### What needs to be done:
Each entry below is to be transcribed exactly.

Extracted data entries:

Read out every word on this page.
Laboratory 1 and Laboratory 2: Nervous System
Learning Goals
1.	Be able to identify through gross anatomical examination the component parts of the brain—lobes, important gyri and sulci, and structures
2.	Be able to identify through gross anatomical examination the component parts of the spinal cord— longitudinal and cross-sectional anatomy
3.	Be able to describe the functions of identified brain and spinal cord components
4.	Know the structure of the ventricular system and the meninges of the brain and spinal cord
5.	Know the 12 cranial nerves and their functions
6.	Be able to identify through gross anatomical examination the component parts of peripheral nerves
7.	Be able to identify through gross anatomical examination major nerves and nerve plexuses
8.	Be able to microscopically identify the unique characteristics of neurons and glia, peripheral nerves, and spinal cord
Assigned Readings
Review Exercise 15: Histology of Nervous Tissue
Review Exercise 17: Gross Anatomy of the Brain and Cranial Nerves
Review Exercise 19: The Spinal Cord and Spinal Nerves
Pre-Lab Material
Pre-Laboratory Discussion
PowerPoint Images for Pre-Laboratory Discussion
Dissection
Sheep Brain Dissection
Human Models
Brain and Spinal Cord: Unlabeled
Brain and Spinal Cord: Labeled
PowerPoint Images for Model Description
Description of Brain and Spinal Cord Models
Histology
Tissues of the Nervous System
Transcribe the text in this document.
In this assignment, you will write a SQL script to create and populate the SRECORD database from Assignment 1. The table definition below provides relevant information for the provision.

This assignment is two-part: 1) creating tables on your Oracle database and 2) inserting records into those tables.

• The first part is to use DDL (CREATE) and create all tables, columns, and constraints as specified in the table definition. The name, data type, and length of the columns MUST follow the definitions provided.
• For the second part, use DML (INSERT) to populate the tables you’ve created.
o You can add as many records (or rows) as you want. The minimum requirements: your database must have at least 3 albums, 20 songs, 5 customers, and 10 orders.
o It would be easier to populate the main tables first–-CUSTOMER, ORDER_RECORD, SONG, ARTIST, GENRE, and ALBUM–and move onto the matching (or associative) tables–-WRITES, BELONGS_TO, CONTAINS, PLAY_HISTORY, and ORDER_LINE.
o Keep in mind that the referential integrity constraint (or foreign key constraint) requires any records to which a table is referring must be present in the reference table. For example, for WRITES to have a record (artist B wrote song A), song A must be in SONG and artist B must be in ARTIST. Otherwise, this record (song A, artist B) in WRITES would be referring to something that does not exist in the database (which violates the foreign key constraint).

### Answer to this task:
Read out every word on this page.
Laboratory 1 and Laboratory 2: Nervous System
Learning Goals
1.	Be able to identify through gross anatomical examination the component parts of the brain—lobes, important gyri and sulci, and structures
2.	Be able to identify through gross anatomical examination the component parts of the spinal cord— longitudinal and cross-sectional anatomy
3.	Be able to describe the functions of identified brain and spinal cord components
4.	Know the structure of the ventricular system and the meninges of the brain and spinal cord
5.	Know the 12 cranial nerves and their functions
6.	Be able to identify through gross anatomical examination the component parts of peripheral nerves
7.	Be able to identify through gross anatomical examination major nerves and nerve plexuses
8.	Be able to microscopically identify the unique characteristics of neurons and glia, peripheral nerves, and spinal cord
Assigned Readings
Review Exercise 15: Histology of Nervous Tissue
Review Exercise 17: Gross Anatomy of the Brain and Cranial Nerves
Review Exercise 19: The Spinal Cord and Spinal Nerves
Pre-Lab Material
Pre-Laboratory Discussion
PowerPoint Images for Pre-Laboratory Discussion
Dissection
Sheep Brain Dissection
Human Models
Brain and Spinal Cord: Unlabeled
Brain and Spinal Cord: Labeled
PowerPoint Images for Model Description
Description of Brain and Spinal Cord Models
Histology
Tissues of the Nervous System
Transcribe the text in this document.
In this assignment, you will write a SQL script to create and populate the SRECORD database from Assignment 1. The table definition below provides relevant information for the provision.

This assignment is two-part: 1) creating tables on your Oracle database and 2) inserting records into those tables.

• The first part is to use DDL (CREATE) and create all tables, columns, and constraints as specified in the table definition. The name, data type, and length of the columns MUST follow the definitions provided.
• For the second part, use DML (INSERT) to populate the tables you’ve created.
o You can add as many records (or rows) as you want. The minimum requirements: your database must have at least 3 albums, 20 songs, 5 customers, and 10 orders.
o It would be easier to populate the main tables first–-CUSTOMER, ORDER_RECORD, SONG, ARTIST, GENRE, and ALBUM–and move onto the matching (or associative) tables–-WRITES, BELONGS_TO, CONTAINS, PLAY_HISTORY, and ORDER_LINE.
o Keep in mind that the referential integrity constraint (or foreign key constraint) requires any records to which a table is referring must be present in the reference table. For example, for WRITES to have a record (artist B wrote song A), song A must be in SONG and artist B must be in ARTIST. Otherwise, this record (song A, artist B) in WRITES would be referring to something that does not exist in the database (which violates the foreign key constraint).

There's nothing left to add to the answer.